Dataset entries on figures

-- -- --

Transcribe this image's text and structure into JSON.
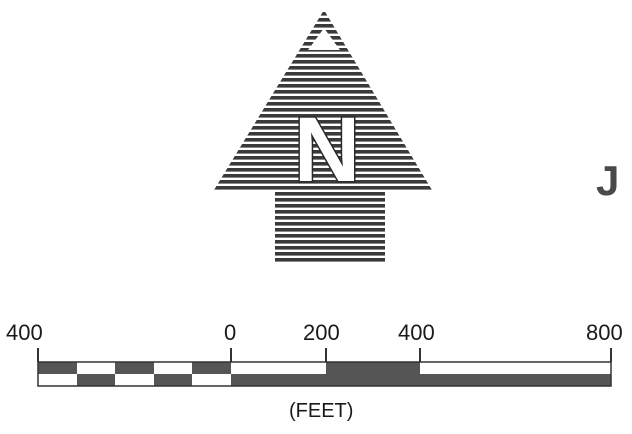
{
  "north_arrow": {
    "letter": "N",
    "stripe_color": "#3a3a3a"
  },
  "scale_bar": {
    "tick_labels": [
      "400",
      "0",
      "200",
      "400",
      "800"
    ],
    "units": "(FEET)",
    "dark_color": "#555555",
    "light_color": "#ffffff"
  },
  "panel_letter": "J"
}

-- -- --

# What this task involves
Omit pictures; set down the rest of the material word for word.

# Completed task
Transcribe this image's text and structure into JSON.
{
  "north_arrow": {
    "letter": "N",
    "stripe_color": "#3a3a3a"
  },
  "scale_bar": {
    "tick_labels": [
      "400",
      "0",
      "200",
      "400",
      "800"
    ],
    "units": "(FEET)",
    "dark_color": "#555555",
    "light_color": "#ffffff"
  },
  "panel_letter": "J"
}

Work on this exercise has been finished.